§ Task prompt
Look over the lines below. Report each one that includes the string "Profil".

-------------------------

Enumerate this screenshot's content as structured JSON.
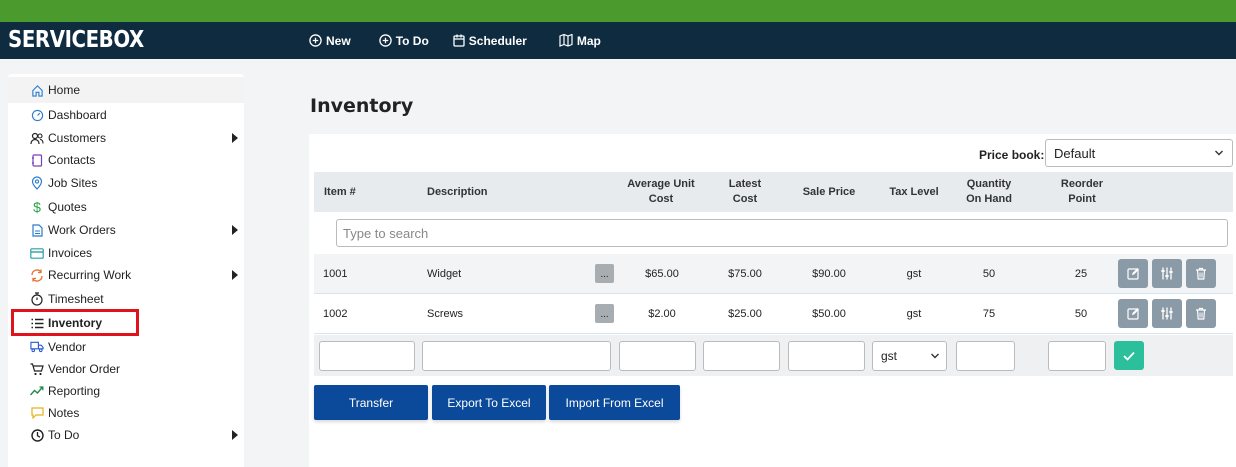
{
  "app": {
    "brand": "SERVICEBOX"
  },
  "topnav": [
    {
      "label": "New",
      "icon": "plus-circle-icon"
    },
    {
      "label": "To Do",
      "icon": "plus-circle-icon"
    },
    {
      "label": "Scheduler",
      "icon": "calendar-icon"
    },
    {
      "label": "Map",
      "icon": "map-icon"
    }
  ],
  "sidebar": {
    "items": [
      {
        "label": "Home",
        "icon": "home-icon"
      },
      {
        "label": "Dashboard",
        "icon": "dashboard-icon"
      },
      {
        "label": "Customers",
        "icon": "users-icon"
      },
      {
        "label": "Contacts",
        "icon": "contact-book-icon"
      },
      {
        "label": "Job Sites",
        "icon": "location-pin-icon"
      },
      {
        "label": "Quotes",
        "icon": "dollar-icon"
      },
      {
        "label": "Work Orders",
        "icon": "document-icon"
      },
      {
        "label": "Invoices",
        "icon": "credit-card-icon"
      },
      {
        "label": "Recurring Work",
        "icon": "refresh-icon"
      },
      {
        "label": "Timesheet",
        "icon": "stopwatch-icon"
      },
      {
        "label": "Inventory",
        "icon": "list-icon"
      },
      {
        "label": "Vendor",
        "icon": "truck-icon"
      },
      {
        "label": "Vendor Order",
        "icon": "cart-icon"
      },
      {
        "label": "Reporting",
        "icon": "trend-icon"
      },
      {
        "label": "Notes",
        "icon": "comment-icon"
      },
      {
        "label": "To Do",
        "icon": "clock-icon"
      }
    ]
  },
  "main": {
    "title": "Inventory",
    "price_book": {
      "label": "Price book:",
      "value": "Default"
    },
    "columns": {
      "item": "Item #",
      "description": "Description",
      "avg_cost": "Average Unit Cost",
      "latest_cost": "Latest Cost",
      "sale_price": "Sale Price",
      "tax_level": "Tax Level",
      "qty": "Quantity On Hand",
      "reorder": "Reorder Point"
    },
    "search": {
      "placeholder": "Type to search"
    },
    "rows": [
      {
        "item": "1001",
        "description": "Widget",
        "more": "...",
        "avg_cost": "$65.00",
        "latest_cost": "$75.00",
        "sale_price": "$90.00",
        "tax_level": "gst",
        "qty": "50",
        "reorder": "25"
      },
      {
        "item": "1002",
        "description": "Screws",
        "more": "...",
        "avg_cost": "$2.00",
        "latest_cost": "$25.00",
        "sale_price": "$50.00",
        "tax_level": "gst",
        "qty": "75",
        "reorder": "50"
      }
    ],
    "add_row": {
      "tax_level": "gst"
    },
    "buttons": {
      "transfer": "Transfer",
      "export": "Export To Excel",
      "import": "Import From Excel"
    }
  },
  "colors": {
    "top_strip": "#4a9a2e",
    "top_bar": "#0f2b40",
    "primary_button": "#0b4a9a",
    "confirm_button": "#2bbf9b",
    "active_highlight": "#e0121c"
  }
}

-------------------------

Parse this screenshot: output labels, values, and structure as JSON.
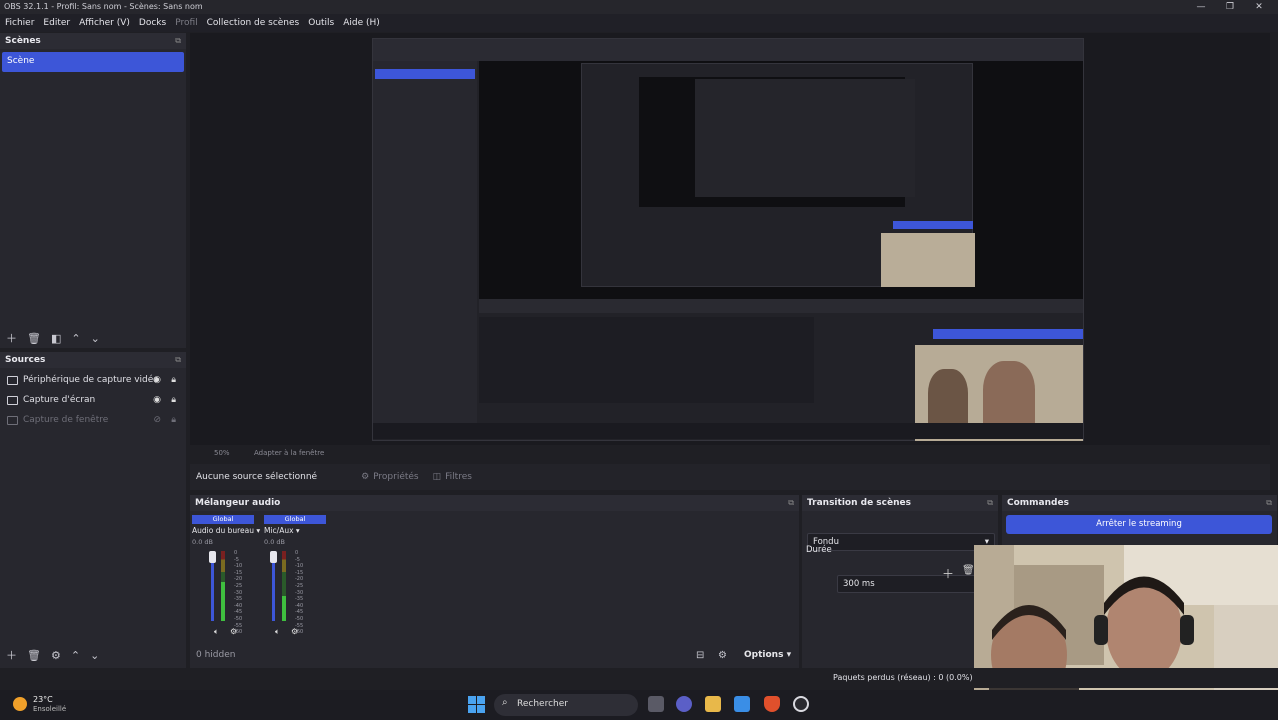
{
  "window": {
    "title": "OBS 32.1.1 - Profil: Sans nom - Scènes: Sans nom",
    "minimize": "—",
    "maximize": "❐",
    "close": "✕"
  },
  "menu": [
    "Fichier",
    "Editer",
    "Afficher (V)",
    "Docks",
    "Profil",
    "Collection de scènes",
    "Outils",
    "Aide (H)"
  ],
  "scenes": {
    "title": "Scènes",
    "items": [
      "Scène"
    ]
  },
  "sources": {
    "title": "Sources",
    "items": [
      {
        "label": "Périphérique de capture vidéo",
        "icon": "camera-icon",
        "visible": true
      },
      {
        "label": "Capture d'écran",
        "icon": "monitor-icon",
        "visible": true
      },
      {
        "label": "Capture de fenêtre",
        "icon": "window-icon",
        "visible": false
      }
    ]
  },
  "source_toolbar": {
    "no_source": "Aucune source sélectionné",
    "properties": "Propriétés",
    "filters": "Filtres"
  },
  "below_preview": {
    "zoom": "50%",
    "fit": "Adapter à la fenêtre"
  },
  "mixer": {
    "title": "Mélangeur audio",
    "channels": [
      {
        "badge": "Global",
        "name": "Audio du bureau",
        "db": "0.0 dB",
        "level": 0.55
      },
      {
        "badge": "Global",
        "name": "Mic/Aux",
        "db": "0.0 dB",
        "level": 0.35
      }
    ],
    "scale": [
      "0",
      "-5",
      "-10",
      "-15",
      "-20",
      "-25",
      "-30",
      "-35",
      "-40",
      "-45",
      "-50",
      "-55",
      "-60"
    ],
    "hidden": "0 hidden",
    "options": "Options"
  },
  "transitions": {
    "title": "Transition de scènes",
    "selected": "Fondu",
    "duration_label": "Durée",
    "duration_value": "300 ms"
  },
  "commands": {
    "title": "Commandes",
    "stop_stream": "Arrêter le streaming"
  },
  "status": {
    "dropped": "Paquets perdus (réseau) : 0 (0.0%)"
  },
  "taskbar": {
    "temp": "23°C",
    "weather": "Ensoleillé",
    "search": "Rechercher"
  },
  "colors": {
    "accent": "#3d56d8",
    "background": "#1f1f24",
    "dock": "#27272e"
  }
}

-------------------------

§ Problem solution
    "title": "OBS 32.1.1 - Profil: Sans nom - Scènes: Sans nom",
    "Profil",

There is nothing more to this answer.